Description of the task:
In the forum thread about self backlinks and PageRank, list every post timestamp in the order it appears.
*** Opening of Supplied passage ***
Is that counting in PR?

         

Arty2003

9:08 pm on Jan 20, 2004 (gmt 0)

10+ Year Member



Hi one of my recent sites gained PR4..

Total of 3 PR sites linking to it with 2xPR3 & 1xPR4

When I've checked backlinks it just show two backlinks that PR4 external and the site itself.. PR3 links not showing as usual.

I wonder if that self backlink also affects PR? Like a 3rd party PR4 link?

zgb999

10:34 am on Jan 21, 2004 (gmt 0)

10+ Year Member



It is normal that your own page shows as backlink. But the homepage mainly distributes the PR to all other pages of the site and not to itself.

Maybe if on www.domain.com/index.htm (or whatever the homepage is) you put a link on www.domain.com you might distribute some pagerank to yourself but I don't think this would be of great value.

lazurus

10:46 am on Jan 21, 2004 (gmt 0)



Yes, your own site pages will pass on PR.

zgb999

10:49 am on Jan 21, 2004 (gmt 0)

10+ Year Member



Of course your own pages do distribute pagerank but the question is whether a link on page A to page A (or a link from any page to itself) will help in any way.

lazurus

10:52 am on Jan 21, 2004 (gmt 0)



No, the topic subject is

Self backlink
Is that counting in PR?

steveb

11:03 am on Jan 21, 2004 (gmt 0)

WebmasterWorld Senior Member 10+ Year Member



Dave, the question is if a person links a page to itself, will that help with PR. For example www.webmasterworld.com links to www.webmasterworld.com

I don't know the answer, but anecdotal observation makes me think the answer is yes, but it will seldom matter much.
*** Close of Supplied passage ***
*** Opening of Information supplied ***
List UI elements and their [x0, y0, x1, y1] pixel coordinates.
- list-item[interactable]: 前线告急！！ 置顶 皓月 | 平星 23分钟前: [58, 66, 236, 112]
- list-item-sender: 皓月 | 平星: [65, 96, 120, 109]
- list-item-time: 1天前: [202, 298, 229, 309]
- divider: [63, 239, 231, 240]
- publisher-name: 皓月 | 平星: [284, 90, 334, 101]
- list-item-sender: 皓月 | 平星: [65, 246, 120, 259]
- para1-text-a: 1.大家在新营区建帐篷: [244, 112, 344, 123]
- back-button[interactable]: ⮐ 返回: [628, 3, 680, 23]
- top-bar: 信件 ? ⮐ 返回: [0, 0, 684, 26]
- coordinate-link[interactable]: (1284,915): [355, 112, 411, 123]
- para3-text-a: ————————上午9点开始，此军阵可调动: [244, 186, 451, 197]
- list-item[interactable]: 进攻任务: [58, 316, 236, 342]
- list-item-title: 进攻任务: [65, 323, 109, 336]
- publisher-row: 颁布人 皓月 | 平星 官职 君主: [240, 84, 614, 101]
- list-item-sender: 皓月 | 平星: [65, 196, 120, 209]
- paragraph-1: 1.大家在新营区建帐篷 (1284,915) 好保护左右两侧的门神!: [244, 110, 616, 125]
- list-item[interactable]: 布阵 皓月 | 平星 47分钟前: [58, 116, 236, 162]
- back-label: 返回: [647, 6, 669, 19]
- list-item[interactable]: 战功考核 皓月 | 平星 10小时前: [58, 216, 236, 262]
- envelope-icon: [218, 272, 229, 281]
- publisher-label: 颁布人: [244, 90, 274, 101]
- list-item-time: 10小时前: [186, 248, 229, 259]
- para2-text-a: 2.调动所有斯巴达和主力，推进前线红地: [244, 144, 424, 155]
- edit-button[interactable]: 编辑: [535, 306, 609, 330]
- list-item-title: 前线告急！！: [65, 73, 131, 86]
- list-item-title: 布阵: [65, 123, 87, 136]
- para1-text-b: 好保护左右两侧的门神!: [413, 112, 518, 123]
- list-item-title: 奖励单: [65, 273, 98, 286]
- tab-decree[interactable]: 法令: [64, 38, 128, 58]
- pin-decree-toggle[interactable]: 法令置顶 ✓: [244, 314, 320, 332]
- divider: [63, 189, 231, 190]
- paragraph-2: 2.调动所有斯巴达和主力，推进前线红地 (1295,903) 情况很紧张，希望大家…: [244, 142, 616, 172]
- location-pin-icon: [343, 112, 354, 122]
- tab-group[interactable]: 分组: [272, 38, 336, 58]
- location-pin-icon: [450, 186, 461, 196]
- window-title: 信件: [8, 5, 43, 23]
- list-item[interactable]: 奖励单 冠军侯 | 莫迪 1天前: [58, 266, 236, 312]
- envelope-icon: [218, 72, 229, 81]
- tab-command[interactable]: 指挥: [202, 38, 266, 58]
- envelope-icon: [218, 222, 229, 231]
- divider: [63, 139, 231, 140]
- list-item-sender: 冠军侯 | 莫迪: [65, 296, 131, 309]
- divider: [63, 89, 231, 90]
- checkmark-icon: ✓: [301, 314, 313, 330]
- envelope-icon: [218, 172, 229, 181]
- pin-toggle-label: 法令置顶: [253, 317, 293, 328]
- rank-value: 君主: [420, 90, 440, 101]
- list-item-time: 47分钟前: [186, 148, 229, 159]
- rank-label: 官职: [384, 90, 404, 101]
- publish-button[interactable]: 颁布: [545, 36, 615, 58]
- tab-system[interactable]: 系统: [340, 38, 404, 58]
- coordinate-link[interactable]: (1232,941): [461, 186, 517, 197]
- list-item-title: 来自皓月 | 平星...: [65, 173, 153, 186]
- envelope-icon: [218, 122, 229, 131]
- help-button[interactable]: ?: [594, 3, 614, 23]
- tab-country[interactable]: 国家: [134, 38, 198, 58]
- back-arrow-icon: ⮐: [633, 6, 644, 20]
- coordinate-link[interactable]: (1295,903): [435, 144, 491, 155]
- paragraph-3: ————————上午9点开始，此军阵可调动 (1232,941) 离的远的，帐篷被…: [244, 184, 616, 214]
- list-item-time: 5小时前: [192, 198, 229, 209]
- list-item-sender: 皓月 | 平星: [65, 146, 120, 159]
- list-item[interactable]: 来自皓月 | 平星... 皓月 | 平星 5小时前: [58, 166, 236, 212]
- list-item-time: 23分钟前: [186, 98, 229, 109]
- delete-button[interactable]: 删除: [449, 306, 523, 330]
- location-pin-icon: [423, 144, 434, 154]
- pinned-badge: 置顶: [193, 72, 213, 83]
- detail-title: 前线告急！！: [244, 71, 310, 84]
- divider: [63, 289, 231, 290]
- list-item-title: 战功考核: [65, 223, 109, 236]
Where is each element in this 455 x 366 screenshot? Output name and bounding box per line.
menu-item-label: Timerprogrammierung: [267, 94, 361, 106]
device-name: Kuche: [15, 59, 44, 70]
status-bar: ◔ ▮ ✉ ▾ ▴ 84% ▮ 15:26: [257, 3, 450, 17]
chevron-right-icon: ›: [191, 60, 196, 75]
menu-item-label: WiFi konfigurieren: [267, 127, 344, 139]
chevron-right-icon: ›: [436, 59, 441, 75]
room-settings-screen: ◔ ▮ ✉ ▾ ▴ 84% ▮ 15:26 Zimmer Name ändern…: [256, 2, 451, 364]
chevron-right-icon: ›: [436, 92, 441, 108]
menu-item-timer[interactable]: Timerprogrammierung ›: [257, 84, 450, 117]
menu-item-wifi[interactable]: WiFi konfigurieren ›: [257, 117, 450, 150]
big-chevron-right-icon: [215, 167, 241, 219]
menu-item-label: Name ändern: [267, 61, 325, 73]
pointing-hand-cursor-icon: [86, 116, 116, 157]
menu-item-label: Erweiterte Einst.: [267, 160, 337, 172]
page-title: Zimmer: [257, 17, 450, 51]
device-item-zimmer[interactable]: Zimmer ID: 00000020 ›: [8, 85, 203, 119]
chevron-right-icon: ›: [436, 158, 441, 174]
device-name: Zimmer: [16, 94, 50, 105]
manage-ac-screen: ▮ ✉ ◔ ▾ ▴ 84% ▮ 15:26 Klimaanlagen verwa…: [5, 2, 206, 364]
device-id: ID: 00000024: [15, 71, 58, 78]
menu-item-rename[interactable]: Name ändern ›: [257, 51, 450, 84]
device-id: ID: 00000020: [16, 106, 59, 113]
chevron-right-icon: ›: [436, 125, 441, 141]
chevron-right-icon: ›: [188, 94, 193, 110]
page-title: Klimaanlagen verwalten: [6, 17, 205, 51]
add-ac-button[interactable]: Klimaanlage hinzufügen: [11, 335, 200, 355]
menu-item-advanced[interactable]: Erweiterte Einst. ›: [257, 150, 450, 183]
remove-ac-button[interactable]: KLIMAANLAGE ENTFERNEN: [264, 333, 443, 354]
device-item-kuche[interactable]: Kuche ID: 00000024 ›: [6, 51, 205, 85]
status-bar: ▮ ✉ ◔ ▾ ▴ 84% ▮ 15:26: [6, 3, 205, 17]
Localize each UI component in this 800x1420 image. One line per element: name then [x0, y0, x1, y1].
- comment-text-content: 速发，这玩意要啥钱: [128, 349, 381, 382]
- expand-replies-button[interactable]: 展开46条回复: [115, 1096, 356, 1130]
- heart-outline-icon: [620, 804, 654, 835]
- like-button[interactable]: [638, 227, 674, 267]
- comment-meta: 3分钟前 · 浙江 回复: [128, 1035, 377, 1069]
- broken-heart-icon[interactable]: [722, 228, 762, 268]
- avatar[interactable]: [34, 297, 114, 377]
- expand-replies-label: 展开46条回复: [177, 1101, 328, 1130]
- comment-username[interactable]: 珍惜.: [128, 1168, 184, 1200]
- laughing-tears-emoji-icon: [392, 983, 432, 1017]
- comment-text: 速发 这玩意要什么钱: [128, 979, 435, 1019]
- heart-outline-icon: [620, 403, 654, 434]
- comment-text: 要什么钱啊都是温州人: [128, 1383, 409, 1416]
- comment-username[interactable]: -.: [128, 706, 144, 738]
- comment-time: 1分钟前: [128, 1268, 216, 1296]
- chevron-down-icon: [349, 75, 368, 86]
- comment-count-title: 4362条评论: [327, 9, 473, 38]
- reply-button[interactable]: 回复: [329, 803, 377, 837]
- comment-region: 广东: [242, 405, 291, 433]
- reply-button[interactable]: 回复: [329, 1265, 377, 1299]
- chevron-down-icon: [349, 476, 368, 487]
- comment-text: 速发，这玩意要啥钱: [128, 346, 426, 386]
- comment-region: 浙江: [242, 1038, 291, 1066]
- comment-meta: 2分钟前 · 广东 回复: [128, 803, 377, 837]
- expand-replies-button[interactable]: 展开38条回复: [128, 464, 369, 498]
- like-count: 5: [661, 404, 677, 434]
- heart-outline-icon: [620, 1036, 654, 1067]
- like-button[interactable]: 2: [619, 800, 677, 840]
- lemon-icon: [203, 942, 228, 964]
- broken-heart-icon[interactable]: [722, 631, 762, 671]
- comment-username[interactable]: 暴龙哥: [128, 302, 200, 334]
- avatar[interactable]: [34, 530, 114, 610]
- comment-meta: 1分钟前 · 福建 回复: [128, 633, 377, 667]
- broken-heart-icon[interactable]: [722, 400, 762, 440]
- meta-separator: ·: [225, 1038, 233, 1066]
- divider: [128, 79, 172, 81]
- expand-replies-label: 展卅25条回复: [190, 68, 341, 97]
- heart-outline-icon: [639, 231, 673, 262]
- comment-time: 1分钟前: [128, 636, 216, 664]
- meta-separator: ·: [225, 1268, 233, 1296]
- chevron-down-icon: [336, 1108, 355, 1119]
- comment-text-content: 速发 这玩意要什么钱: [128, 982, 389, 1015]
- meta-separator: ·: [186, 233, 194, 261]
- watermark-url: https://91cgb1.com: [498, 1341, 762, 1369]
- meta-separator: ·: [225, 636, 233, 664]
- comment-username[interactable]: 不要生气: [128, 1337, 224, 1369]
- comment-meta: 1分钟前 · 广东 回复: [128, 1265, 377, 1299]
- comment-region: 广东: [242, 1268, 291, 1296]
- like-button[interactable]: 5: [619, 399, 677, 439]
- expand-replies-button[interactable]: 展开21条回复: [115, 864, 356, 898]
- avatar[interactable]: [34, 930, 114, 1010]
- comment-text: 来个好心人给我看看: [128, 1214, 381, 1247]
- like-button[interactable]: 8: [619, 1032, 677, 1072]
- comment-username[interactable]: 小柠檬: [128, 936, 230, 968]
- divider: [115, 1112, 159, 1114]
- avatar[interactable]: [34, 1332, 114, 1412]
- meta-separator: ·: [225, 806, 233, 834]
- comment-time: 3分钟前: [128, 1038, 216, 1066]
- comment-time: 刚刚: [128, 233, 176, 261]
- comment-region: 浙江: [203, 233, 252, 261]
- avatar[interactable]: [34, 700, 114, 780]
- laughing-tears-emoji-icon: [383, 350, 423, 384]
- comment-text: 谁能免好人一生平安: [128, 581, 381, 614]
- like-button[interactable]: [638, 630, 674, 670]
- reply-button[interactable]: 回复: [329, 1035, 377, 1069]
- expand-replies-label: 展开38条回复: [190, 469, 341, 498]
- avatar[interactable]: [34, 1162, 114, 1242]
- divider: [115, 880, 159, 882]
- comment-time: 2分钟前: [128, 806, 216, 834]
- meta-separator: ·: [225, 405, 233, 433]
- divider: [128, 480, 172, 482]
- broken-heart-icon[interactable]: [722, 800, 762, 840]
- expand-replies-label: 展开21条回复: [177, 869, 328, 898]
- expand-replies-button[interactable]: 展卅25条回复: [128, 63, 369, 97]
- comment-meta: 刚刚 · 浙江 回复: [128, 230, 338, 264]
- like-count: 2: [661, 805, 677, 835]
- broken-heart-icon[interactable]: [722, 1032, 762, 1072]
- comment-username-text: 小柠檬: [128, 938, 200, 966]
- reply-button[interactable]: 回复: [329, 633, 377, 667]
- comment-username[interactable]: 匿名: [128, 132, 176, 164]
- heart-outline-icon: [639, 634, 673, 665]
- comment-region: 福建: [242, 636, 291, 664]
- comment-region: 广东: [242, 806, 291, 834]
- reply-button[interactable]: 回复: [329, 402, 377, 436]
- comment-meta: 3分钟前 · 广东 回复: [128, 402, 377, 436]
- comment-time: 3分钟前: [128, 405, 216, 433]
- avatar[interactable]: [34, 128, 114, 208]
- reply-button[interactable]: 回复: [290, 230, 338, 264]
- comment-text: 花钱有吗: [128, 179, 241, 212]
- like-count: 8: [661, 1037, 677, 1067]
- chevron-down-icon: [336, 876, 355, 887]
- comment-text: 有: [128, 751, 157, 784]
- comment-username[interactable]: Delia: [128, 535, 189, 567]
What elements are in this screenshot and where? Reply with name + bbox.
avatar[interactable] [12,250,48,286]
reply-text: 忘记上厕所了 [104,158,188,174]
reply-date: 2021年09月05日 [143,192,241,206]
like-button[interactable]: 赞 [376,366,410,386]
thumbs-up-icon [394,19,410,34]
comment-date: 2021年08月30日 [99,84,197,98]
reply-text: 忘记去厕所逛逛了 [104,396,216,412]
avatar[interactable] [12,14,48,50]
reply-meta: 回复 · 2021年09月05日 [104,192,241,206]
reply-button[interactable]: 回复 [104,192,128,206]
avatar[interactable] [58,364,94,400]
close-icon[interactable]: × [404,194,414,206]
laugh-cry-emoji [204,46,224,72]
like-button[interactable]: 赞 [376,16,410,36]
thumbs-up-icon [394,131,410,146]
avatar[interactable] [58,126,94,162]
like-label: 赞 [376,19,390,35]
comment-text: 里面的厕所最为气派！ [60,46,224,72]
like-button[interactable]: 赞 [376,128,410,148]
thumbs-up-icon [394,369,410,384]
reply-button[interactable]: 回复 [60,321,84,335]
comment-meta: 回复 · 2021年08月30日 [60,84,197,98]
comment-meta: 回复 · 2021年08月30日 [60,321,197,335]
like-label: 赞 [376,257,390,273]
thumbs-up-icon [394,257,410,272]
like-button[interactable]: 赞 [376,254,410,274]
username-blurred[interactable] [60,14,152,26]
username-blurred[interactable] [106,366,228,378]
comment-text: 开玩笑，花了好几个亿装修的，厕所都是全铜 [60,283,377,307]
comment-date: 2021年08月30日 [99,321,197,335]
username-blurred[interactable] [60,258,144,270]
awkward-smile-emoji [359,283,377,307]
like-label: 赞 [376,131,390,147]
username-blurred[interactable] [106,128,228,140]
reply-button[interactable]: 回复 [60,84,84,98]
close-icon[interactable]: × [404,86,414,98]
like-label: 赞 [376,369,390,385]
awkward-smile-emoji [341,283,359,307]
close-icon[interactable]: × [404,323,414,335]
*** Close of Information supplied ***
Exercise response:
9:08 pm on Jan 20, 2004 (gmt 0)
10:34 am on Jan 21, 2004 (gmt 0)
10:46 am on Jan 21, 2004 (gmt 0)
10:49 am on Jan 21, 2004 (gmt 0)
10:52 am on Jan 21, 2004 (gmt 0)
11:03 am on Jan 21, 2004 (gmt 0)